Task requirements:
Output an exact reproduction of the data.

Records to process:
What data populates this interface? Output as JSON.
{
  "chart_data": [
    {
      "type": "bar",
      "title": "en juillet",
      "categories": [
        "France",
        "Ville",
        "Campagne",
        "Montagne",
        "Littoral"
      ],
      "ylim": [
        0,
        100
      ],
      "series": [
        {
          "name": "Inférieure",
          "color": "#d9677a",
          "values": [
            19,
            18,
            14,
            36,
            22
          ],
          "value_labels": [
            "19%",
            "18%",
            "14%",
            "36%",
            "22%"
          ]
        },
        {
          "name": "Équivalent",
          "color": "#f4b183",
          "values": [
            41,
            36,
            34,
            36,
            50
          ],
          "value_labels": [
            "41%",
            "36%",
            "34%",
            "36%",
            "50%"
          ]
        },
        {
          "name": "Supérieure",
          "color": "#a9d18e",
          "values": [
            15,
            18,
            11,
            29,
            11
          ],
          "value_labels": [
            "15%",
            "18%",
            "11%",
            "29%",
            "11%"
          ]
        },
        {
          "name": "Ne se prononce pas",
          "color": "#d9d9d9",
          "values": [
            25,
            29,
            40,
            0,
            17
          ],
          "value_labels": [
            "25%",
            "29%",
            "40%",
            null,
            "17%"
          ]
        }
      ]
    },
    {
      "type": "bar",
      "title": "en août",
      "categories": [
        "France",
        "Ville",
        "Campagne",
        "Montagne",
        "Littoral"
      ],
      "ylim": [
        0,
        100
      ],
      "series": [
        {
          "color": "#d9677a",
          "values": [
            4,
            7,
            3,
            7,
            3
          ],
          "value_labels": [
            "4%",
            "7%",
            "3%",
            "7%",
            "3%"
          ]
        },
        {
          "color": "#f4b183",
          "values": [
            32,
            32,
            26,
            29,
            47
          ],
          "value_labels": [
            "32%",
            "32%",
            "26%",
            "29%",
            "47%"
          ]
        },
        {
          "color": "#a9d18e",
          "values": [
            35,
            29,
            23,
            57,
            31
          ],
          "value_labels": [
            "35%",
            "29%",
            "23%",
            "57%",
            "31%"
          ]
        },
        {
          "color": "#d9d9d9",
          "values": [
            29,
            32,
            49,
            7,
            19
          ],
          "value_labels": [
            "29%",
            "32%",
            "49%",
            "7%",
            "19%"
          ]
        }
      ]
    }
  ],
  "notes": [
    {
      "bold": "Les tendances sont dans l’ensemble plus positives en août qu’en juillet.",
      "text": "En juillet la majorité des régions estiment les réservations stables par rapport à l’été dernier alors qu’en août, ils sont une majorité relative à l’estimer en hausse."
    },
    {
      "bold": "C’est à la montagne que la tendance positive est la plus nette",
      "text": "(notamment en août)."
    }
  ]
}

Final result:
What data populates this interface? Output as JSON.
{
  "chart_data": [
    {
      "type": "bar",
      "title": "en juillet",
      "categories": [
        "France",
        "Ville",
        "Campagne",
        "Montagne",
        "Littoral"
      ],
      "ylim": [
        0,
        100
      ],
      "series": [
        {
          "name": "Inférieure",
          "color": "#d9677a",
          "values": [
            19,
            18,
            14,
            36,
            22
          ],
          "value_labels": [
            "19%",
            "18%",
            "14%",
            "36%",
            "22%"
          ]
        },
        {
          "name": "Équivalent",
          "color": "#f4b183",
          "values": [
            41,
            36,
            34,
            36,
            50
          ],
          "value_labels": [
            "41%",
            "36%",
            "34%",
            "36%",
            "50%"
          ]
        },
        {
          "name": "Supérieure",
          "color": "#a9d18e",
          "values": [
            15,
            18,
            11,
            29,
            11
          ],
          "value_labels": [
            "15%",
            "18%",
            "11%",
            "29%",
            "11%"
          ]
        },
        {
          "name": "Ne se prononce pas",
          "color": "#d9d9d9",
          "values": [
            25,
            29,
            40,
            0,
            17
          ],
          "value_labels": [
            "25%",
            "29%",
            "40%",
            null,
            "17%"
          ]
        }
      ]
    },
    {
      "type": "bar",
      "title": "en août",
      "categories": [
        "France",
        "Ville",
        "Campagne",
        "Montagne",
        "Littoral"
      ],
      "ylim": [
        0,
        100
      ],
      "series": [
        {
          "color": "#d9677a",
          "values": [
            4,
            7,
            3,
            7,
            3
          ],
          "value_labels": [
            "4%",
            "7%",
            "3%",
            "7%",
            "3%"
          ]
        },
        {
          "color": "#f4b183",
          "values": [
            32,
            32,
            26,
            29,
            47
          ],
          "value_labels": [
            "32%",
            "32%",
            "26%",
            "29%",
            "47%"
          ]
        },
        {
          "color": "#a9d18e",
          "values": [
            35,
            29,
            23,
            57,
            31
          ],
          "value_labels": [
            "35%",
            "29%",
            "23%",
            "57%",
            "31%"
          ]
        },
        {
          "color": "#d9d9d9",
          "values": [
            29,
            32,
            49,
            7,
            19
          ],
          "value_labels": [
            "29%",
            "32%",
            "49%",
            "7%",
            "19%"
          ]
        }
      ]
    }
  ],
  "notes": [
    {
      "bold": "Les tendances sont dans l’ensemble plus positives en août qu’en juillet.",
      "text": "En juillet la majorité des régions estiment les réservations stables par rapport à l’été dernier alors qu’en août, ils sont une majorité relative à l’estimer en hausse."
    },
    {
      "bold": "C’est à la montagne que la tendance positive est la plus nette",
      "text": "(notamment en août)."
    }
  ]
}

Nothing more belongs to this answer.